Reproduce every record below exactly as it appears.

-------------------------

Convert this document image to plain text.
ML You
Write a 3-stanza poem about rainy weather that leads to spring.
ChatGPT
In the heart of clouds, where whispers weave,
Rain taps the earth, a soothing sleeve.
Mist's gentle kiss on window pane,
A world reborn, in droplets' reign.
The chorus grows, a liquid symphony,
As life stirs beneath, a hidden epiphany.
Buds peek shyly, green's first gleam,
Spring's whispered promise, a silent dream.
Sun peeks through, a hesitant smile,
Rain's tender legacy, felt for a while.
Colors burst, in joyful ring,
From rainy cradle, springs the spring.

-------------------------

TASK RESPONSE
Convert this document image to plain text.
ML You
Write a 3-stanza poem about rainy weather that leads to spring.
ChatGPT
In the heart of clouds, where whispers weave,
Rain taps the earth, a soothing sleeve.
Mist's gentle kiss on window pane,
A world reborn, in droplets' reign.
The chorus grows, a liquid symphony,
As life stirs beneath, a hidden epiphany.
Buds peek shyly, green's first gleam,
Spring's whispered promise, a silent dream.
Sun peeks through, a hesitant smile,
Rain's tender legacy, felt for a while.
Colors burst, in joyful ring,
From rainy cradle, springs the spring.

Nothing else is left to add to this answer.